# [Aim of the exercise]
Search the records for the word "title" and pick out every line that has it.

# [Supplied material]
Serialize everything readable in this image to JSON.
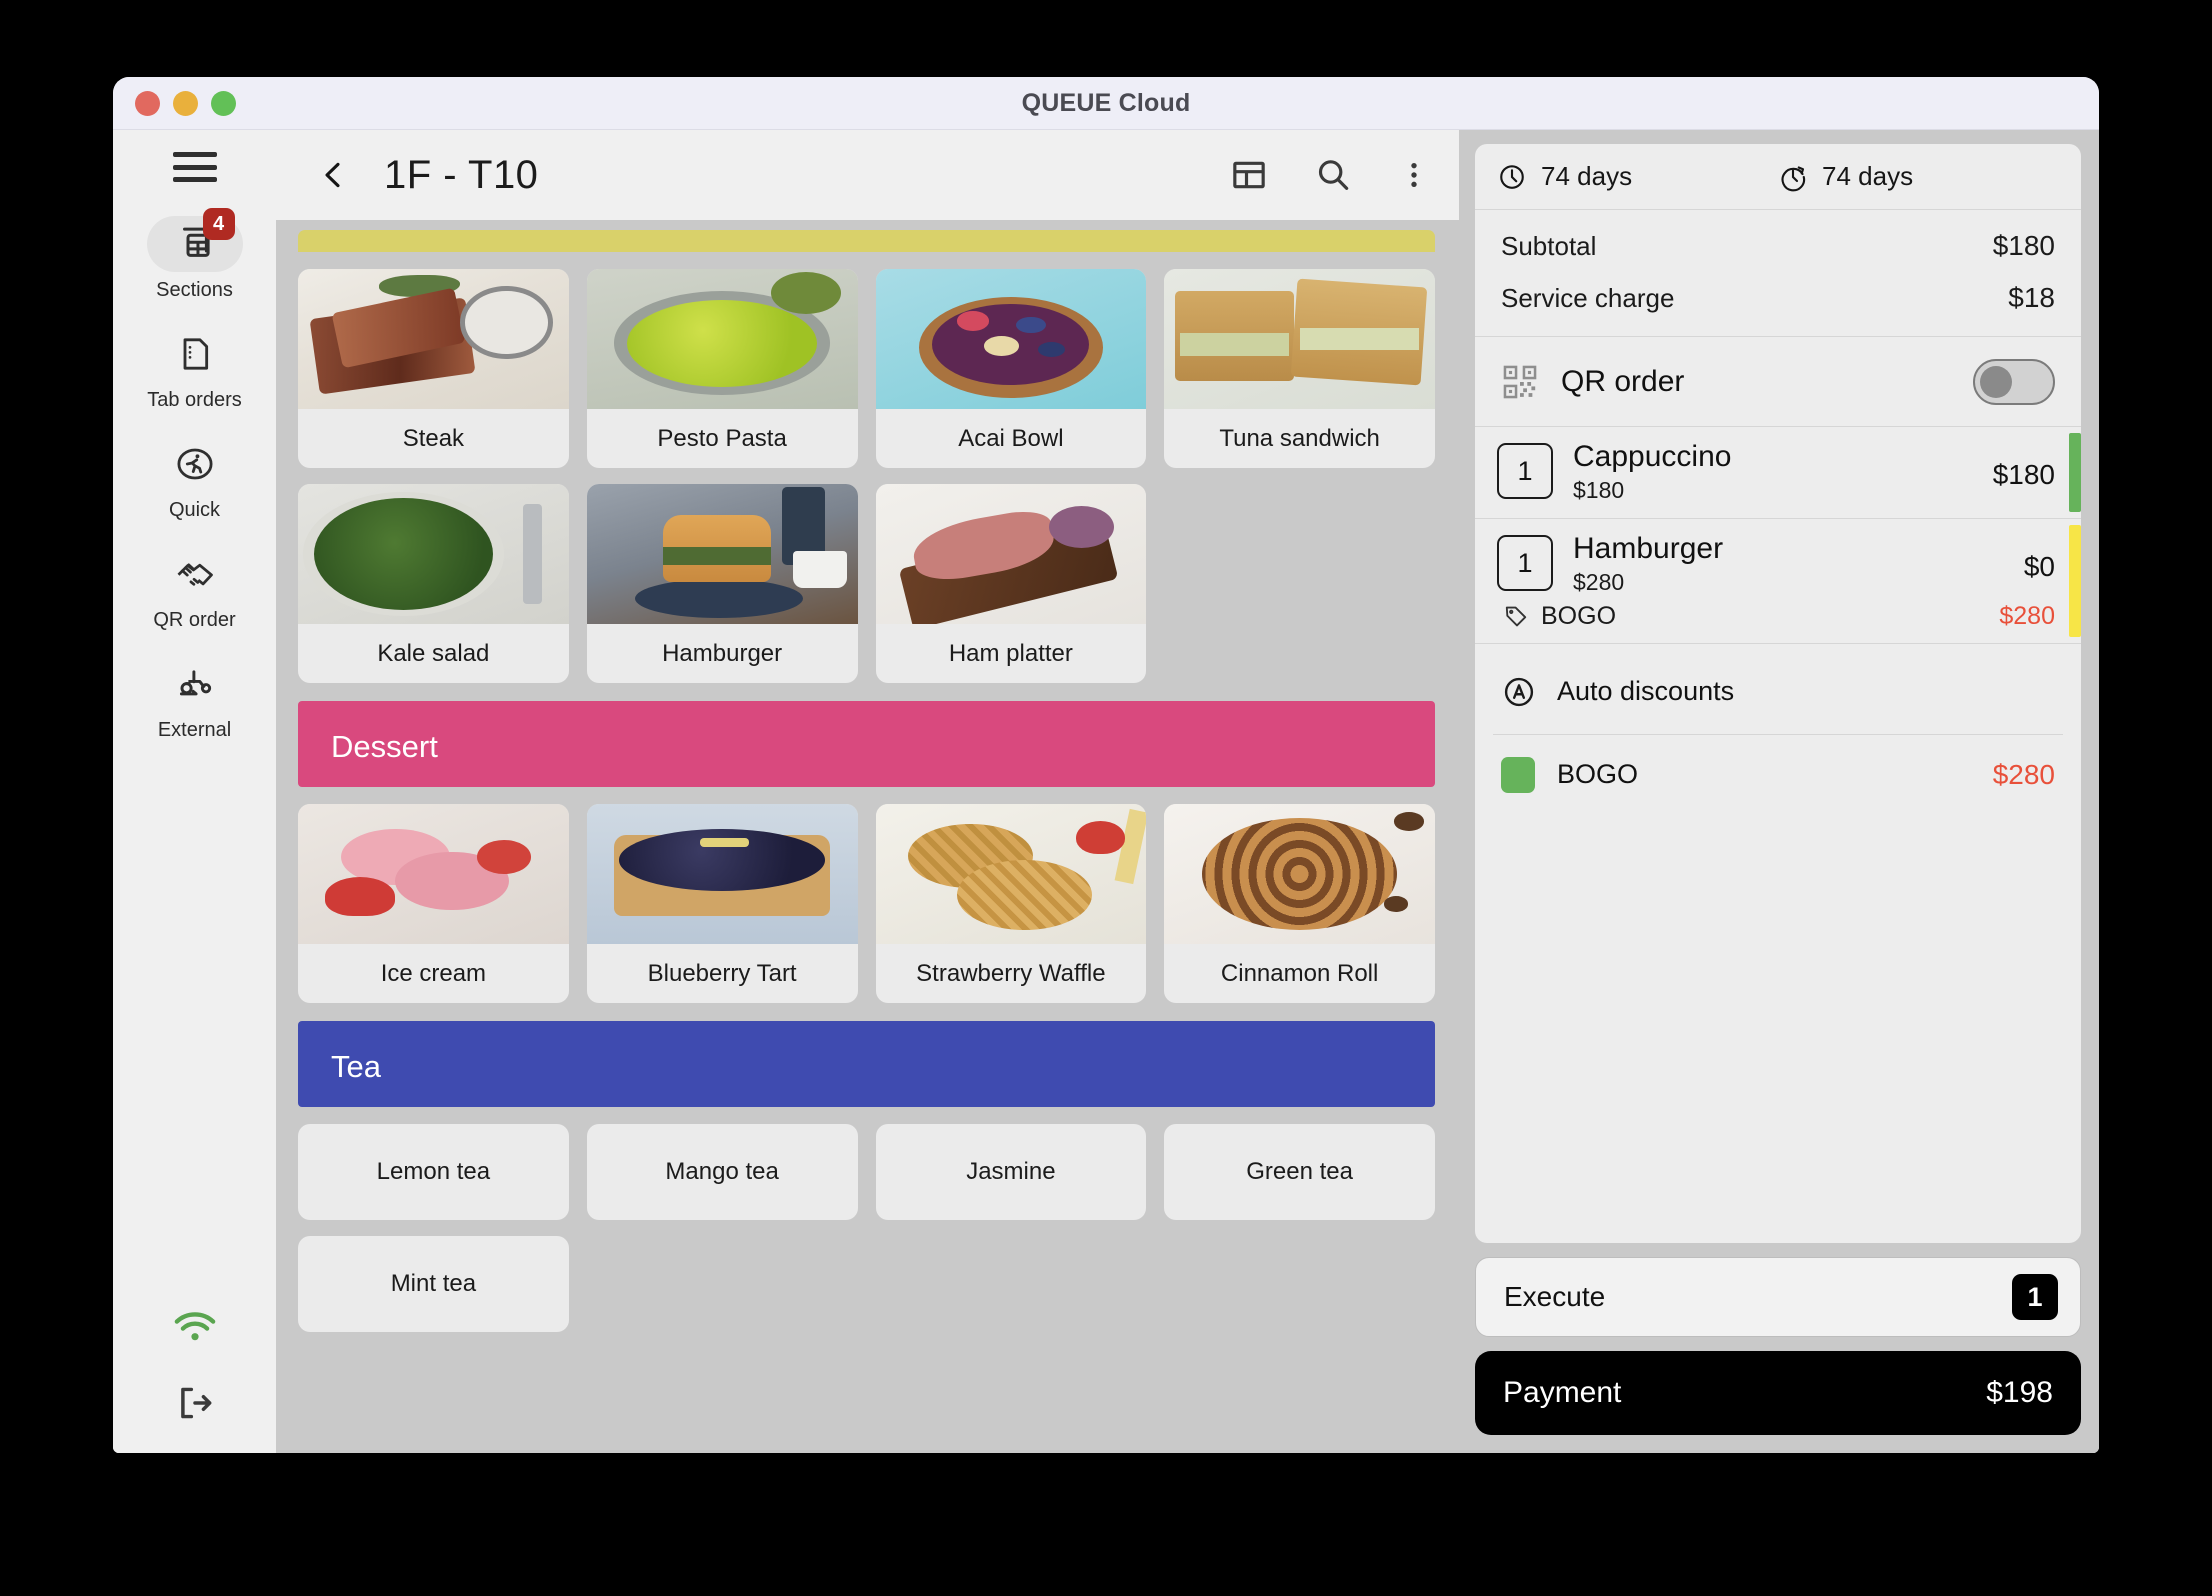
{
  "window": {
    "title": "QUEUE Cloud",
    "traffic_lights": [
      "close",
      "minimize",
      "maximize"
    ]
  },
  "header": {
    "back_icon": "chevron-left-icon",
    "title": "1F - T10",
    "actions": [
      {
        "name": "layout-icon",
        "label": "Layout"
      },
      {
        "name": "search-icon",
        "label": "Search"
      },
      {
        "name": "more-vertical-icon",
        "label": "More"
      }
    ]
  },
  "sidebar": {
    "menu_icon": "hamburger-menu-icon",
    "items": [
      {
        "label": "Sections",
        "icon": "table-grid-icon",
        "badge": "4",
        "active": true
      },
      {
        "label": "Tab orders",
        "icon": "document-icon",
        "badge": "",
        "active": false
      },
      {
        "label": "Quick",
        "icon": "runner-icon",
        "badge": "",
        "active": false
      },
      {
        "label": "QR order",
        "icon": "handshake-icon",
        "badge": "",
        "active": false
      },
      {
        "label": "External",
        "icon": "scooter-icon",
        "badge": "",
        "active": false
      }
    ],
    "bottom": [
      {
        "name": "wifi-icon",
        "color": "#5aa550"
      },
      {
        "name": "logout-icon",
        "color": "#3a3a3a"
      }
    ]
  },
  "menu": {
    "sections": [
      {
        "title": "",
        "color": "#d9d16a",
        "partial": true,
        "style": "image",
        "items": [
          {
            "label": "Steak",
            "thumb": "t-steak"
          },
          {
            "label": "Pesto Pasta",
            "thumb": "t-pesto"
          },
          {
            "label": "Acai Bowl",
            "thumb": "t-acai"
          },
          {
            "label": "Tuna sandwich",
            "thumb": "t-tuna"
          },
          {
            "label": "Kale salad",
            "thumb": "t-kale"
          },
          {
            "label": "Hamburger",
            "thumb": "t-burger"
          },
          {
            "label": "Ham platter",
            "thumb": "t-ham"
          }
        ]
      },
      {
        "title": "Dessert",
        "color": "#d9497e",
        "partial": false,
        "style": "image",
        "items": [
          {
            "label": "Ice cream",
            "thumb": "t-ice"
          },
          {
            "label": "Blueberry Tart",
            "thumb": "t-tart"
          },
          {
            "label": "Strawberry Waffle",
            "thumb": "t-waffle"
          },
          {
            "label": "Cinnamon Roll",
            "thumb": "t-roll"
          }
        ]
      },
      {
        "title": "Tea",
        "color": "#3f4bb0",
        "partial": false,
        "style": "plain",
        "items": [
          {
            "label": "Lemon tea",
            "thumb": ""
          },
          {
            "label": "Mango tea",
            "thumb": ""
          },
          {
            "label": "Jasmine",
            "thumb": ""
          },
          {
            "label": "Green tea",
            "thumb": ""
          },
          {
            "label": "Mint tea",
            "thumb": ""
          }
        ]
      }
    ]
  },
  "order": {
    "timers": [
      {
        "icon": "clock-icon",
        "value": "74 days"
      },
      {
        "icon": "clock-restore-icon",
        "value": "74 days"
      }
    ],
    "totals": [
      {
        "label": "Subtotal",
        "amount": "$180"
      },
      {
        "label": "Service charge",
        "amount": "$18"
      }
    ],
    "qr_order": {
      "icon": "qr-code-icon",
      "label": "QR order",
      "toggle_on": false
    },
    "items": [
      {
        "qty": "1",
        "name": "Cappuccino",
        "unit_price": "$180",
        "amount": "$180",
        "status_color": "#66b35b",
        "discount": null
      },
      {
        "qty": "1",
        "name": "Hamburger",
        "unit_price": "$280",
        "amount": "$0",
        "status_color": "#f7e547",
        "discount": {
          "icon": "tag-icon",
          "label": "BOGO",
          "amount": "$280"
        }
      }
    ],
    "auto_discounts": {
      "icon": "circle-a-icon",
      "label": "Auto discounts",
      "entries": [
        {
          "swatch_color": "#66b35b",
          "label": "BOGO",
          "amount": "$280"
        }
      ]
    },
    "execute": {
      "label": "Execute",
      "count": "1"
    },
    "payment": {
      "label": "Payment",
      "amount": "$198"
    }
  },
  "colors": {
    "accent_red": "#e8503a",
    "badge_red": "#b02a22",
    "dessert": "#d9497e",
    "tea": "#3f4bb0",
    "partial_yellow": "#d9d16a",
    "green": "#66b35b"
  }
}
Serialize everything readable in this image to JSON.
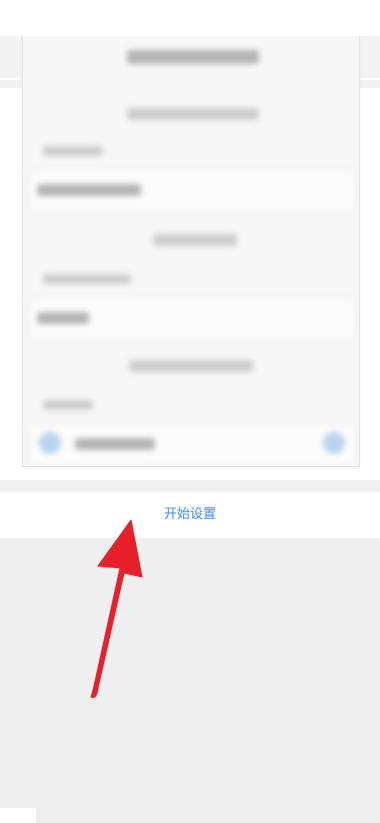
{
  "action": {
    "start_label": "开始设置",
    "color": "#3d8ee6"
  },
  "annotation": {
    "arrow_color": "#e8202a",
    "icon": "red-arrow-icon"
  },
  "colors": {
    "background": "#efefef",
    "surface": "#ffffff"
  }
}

# [Response to this exercise]
    "title": "QUEUE Cloud",
    "title": "1F - T10",
        "title": "",
        "title": "Dessert",
        "title": "Tea",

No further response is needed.